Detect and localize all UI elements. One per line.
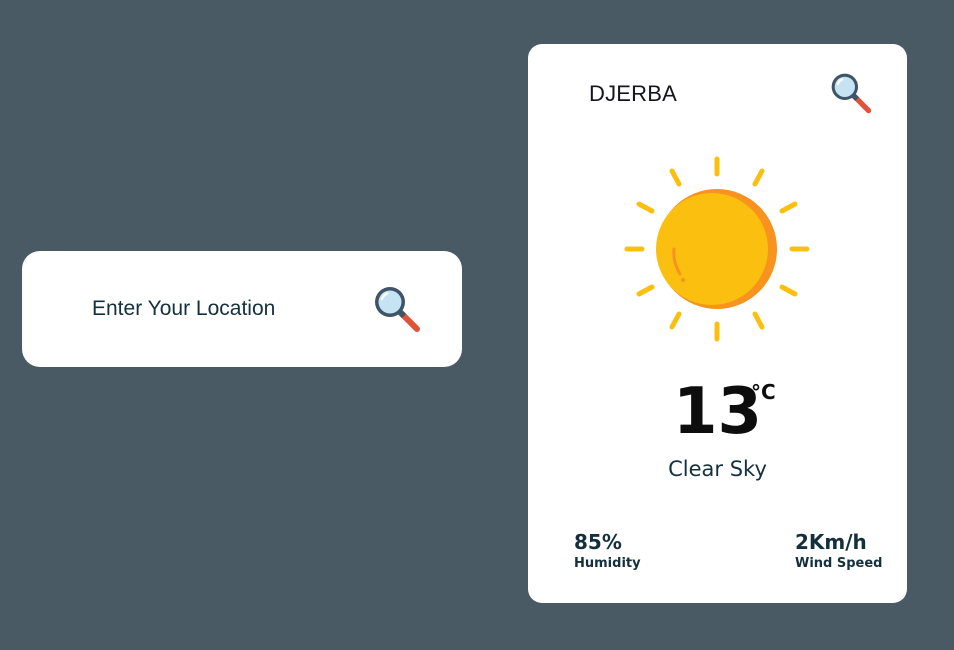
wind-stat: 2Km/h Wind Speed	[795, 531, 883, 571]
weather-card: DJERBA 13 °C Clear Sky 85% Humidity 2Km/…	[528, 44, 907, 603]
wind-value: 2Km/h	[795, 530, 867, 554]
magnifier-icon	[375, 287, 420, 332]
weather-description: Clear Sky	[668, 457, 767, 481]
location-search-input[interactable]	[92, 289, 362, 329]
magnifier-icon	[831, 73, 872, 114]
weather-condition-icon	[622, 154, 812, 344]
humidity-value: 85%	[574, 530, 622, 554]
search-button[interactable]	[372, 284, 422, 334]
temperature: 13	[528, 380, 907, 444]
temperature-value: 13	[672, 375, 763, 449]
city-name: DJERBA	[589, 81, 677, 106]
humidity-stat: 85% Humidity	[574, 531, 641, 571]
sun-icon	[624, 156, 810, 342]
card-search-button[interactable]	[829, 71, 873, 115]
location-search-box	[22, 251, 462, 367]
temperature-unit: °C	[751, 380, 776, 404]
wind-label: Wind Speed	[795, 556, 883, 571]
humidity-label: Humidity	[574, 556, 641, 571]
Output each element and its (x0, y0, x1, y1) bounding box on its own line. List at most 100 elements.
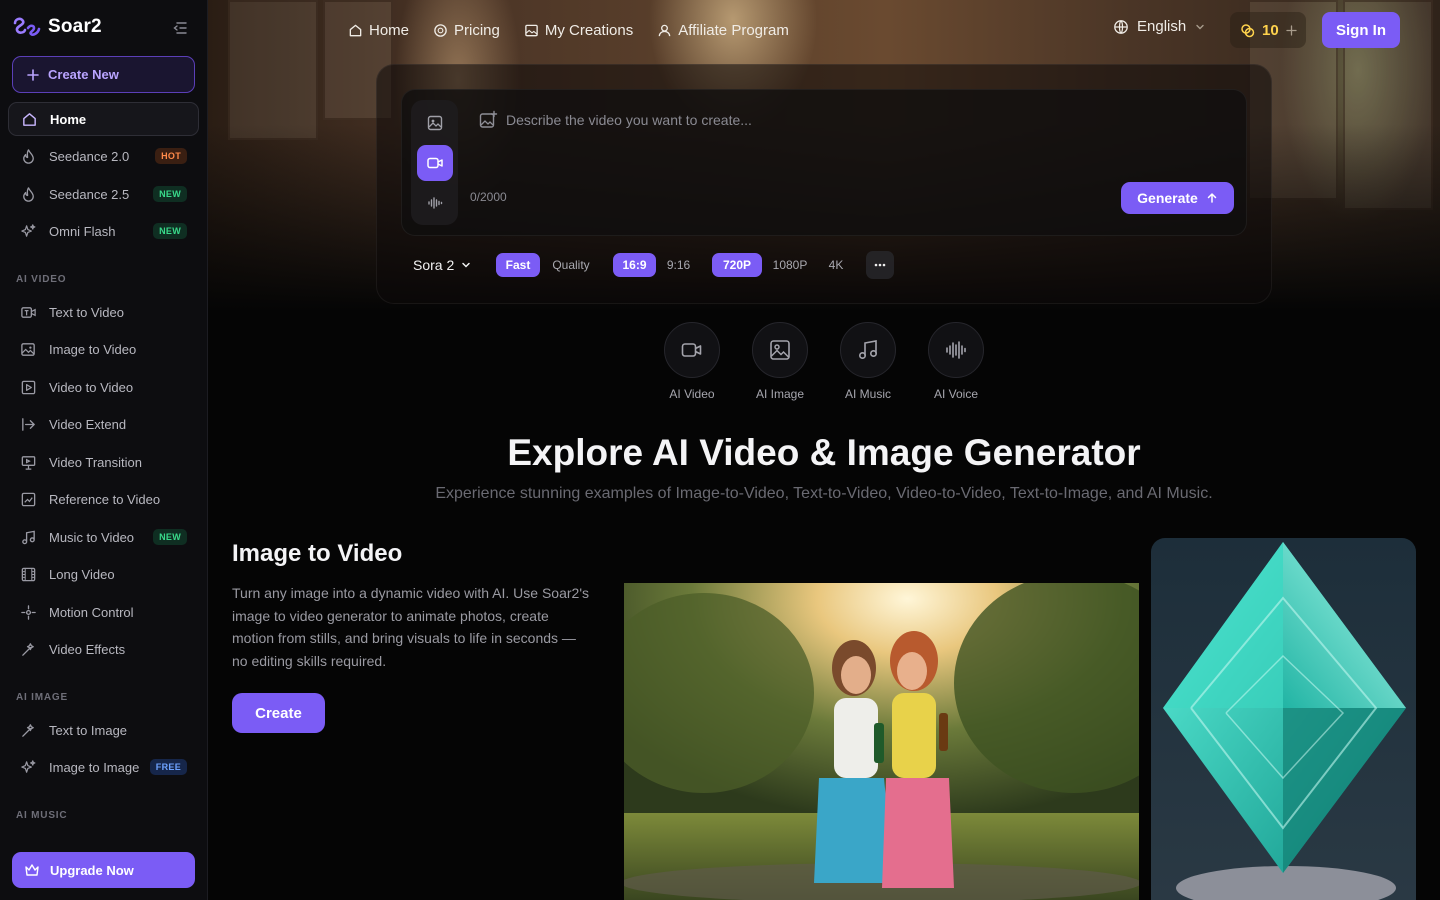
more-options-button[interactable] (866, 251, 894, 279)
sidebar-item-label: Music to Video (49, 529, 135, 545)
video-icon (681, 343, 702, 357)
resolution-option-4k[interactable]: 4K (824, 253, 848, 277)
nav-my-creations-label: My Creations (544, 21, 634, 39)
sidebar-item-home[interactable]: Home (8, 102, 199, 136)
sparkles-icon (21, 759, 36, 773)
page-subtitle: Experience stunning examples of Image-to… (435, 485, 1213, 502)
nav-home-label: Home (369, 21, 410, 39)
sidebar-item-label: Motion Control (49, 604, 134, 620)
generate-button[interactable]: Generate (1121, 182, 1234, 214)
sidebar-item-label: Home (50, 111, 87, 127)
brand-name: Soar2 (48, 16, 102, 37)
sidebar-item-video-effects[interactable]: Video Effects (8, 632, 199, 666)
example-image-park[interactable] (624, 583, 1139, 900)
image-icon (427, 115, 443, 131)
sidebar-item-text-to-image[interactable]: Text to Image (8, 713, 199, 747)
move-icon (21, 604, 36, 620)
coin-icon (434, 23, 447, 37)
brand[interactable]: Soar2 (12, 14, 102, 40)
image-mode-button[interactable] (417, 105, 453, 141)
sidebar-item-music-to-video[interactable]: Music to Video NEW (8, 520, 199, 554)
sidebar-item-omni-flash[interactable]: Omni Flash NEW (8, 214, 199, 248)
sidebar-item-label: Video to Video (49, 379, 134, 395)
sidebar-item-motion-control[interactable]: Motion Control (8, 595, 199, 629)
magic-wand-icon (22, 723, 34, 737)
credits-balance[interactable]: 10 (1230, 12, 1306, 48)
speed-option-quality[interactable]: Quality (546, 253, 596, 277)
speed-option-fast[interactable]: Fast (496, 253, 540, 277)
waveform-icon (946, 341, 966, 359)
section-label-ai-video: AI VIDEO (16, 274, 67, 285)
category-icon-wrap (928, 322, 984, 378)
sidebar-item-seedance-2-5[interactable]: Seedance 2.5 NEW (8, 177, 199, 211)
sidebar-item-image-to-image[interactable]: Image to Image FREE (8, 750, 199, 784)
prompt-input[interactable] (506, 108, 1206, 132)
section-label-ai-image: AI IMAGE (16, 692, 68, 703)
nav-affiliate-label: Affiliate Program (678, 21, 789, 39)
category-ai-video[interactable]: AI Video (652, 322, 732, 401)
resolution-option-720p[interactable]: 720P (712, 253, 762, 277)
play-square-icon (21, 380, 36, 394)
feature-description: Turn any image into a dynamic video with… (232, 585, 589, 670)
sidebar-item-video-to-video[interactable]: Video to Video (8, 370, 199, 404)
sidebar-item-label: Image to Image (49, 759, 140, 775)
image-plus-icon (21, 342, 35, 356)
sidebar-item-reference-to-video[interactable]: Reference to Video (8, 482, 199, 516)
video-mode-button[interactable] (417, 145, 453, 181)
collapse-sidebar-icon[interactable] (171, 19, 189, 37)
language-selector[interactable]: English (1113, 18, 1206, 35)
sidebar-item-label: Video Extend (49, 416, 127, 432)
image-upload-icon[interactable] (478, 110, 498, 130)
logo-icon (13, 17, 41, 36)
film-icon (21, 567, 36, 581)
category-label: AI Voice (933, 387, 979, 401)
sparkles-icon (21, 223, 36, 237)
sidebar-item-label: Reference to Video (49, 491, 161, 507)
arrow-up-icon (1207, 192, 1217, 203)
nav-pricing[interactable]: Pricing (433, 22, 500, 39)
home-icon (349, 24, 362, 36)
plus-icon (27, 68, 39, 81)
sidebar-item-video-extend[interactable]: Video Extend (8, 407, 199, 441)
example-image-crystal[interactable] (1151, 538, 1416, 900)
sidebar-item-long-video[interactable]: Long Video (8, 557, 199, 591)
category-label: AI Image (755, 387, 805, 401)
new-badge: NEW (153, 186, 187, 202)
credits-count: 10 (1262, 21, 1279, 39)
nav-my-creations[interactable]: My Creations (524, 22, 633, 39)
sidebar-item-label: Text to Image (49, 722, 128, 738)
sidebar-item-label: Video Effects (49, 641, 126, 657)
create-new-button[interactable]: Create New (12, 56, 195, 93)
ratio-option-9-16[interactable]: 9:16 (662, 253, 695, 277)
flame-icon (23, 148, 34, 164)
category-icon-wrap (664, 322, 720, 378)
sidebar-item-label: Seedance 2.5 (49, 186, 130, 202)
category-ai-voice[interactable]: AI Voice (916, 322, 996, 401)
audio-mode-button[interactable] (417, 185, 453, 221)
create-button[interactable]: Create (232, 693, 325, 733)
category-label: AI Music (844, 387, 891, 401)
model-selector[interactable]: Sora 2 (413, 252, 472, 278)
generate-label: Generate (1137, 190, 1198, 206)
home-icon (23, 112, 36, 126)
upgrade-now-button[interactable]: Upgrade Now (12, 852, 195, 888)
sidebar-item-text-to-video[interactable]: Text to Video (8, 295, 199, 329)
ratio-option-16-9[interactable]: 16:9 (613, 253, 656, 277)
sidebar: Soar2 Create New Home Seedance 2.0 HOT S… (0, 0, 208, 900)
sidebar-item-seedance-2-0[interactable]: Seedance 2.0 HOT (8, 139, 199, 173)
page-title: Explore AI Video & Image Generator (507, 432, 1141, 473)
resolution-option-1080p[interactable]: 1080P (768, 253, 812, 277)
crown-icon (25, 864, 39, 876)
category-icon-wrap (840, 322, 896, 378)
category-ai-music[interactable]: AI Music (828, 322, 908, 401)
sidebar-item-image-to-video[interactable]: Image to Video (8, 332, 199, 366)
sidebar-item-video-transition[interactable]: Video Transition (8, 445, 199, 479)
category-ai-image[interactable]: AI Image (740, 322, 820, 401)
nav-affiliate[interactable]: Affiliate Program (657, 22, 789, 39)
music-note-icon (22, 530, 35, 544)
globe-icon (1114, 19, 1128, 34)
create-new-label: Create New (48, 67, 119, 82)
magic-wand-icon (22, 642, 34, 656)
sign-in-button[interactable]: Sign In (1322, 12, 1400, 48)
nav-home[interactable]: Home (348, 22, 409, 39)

==

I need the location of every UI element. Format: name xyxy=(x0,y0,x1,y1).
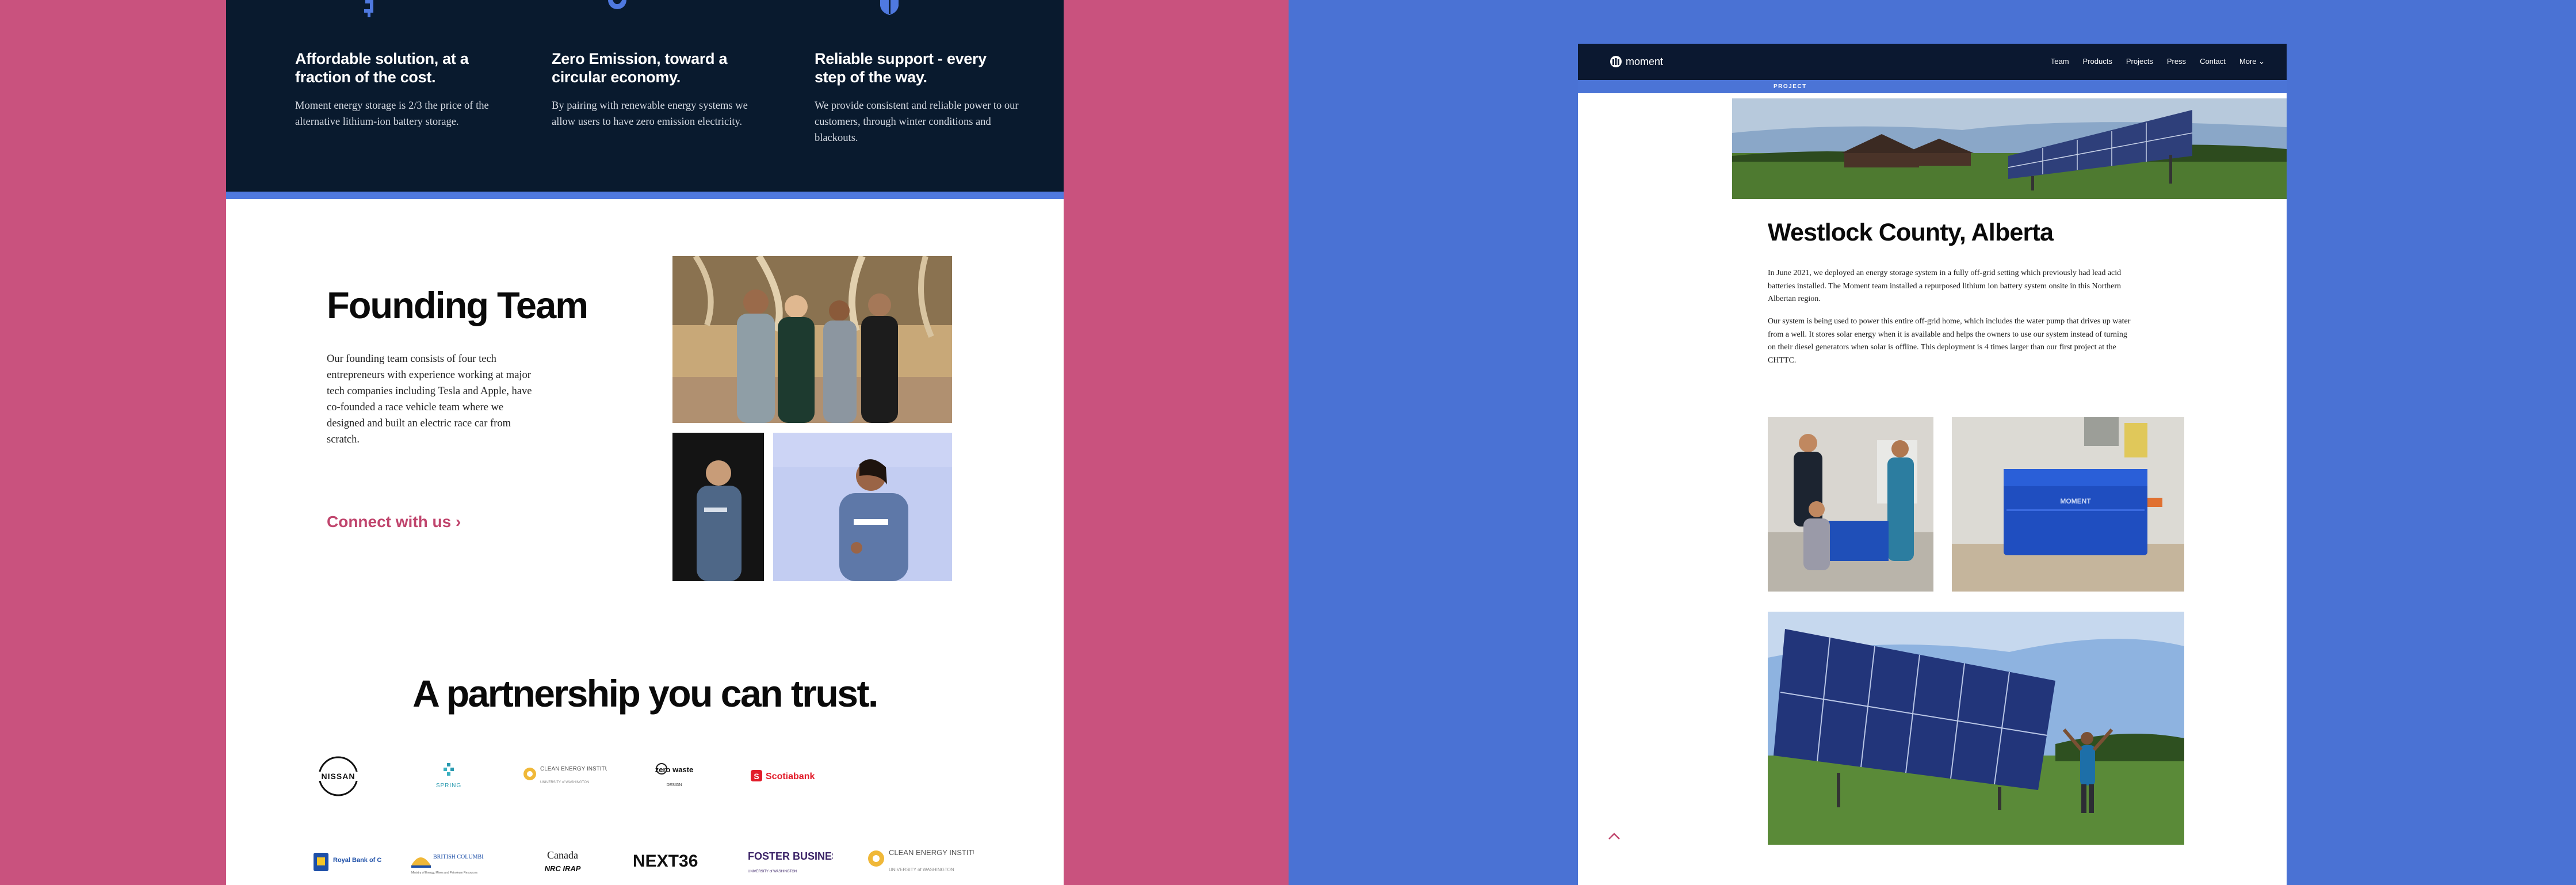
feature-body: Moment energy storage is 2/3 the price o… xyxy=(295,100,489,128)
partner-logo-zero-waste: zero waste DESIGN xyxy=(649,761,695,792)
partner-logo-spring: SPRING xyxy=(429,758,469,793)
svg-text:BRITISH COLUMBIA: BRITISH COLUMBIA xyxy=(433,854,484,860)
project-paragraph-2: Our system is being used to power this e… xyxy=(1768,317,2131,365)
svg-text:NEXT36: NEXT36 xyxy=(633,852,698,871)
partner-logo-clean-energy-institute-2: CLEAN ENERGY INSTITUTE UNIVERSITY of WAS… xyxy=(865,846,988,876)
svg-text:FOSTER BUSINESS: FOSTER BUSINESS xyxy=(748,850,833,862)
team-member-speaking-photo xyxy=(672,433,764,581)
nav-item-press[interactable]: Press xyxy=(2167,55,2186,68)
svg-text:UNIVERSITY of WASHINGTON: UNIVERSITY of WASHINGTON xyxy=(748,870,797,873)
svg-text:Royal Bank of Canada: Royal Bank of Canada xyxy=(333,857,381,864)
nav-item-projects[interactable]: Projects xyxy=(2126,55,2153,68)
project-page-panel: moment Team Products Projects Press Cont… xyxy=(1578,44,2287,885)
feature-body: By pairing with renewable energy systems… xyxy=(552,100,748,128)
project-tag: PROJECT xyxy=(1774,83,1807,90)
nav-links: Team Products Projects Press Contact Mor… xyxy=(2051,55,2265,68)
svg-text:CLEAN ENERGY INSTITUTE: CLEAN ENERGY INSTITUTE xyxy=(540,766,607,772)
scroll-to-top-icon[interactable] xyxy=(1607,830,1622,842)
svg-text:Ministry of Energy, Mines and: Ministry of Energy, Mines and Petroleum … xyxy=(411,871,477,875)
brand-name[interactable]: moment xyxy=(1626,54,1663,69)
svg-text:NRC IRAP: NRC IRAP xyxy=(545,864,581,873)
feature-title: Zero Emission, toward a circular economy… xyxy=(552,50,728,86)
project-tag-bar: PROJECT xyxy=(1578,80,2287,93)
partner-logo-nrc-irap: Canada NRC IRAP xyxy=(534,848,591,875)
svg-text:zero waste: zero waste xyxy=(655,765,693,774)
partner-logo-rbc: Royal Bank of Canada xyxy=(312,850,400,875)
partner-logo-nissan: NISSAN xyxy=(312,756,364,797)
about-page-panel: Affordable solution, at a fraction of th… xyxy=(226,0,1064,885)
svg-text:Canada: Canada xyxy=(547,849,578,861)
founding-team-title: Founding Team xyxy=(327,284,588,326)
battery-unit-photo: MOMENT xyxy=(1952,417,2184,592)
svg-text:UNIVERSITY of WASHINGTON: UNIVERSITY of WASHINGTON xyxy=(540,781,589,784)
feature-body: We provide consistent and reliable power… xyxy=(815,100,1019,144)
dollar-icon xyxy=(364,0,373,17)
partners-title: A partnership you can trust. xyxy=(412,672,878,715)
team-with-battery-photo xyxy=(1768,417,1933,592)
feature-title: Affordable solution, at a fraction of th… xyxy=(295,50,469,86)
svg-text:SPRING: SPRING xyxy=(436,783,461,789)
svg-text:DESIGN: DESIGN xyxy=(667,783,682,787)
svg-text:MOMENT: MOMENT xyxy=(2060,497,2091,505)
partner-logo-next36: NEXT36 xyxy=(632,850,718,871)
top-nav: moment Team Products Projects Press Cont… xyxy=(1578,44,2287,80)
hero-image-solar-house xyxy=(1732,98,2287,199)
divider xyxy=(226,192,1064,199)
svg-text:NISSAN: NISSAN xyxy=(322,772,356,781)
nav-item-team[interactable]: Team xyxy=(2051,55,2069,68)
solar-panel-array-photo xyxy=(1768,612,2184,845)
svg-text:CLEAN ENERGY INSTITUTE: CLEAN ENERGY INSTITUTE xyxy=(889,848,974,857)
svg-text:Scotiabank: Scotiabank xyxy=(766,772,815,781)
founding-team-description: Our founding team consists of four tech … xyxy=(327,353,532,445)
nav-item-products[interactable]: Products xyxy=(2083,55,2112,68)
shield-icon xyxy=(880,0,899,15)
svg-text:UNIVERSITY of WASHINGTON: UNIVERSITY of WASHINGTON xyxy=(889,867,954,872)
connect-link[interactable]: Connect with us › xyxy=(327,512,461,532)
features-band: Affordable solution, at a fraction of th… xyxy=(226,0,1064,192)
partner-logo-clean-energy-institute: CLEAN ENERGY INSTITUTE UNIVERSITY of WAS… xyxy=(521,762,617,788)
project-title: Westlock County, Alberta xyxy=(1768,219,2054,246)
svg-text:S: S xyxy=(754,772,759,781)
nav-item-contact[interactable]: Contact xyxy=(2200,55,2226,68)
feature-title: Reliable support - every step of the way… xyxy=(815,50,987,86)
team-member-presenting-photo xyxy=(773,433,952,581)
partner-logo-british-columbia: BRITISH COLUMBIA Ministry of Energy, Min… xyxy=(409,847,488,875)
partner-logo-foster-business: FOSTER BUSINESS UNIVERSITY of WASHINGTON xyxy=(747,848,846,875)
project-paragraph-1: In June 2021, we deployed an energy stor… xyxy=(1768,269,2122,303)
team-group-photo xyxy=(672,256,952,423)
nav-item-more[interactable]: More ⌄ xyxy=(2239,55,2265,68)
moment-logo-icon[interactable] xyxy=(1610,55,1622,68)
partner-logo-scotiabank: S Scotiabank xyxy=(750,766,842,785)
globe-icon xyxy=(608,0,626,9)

--

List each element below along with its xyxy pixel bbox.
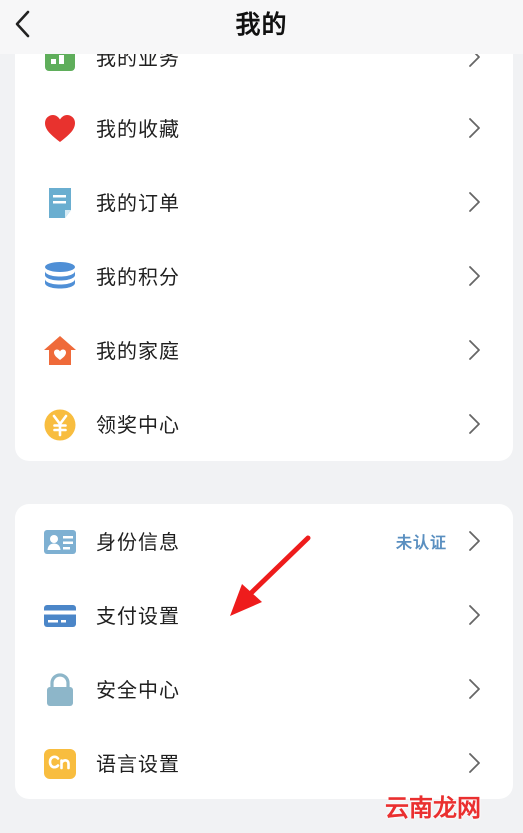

**Goal**.
Reproduce the lines without alteration, beginning at the line that contains "Detect and localize" and ending after the line that contains "457, 767, 481]". Omit the pictures from your output.

**Written response**.
Detect and localize all UI elements. One per line.
wind-stat: 2Km/h Wind Speed	[795, 531, 883, 571]
weather-card: DJERBA 13 °C Clear Sky 85% Humidity 2Km/…	[528, 44, 907, 603]
wind-value: 2Km/h	[795, 530, 867, 554]
magnifier-icon	[375, 287, 420, 332]
weather-description: Clear Sky	[668, 457, 767, 481]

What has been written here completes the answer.